Task requirements:
Copy out all lines that hold "present".

Extracted data:

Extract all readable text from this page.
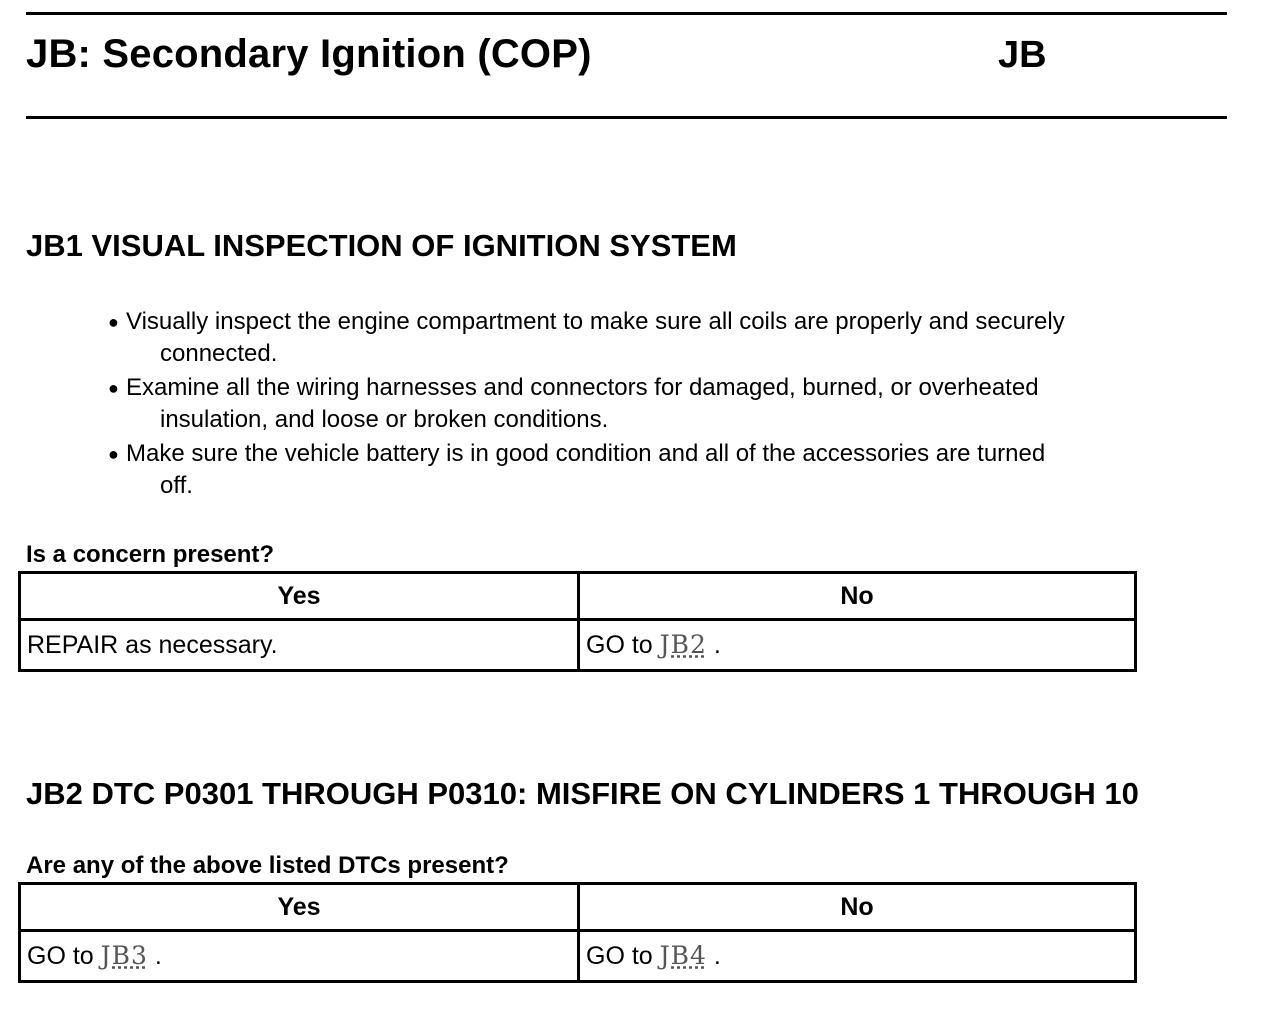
JB: Secondary Ignition (COP)	JB
JB1 VISUAL INSPECTION OF IGNITION SYSTEM
● Visually inspect the engine compartment to make sure all coils are properly and securely
connected.
● Examine all the wiring harnesses and connectors for damaged, burned, or overheated
insulation, and loose or broken conditions.
● Make sure the vehicle battery is in good condition and all of the accessories are turned
off.
Is a concern present?
Yes	No
REPAIR as necessary.	GO to JB2 .
JB2 DTC P0301 THROUGH P0310: MISFIRE ON CYLINDERS 1 THROUGH 10
Are any of the above listed DTCs present?
Yes	No
GO to JB3 .	GO to JB4 .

Solution to this exercise:
Is a concern present?
Are any of the above listed DTCs present?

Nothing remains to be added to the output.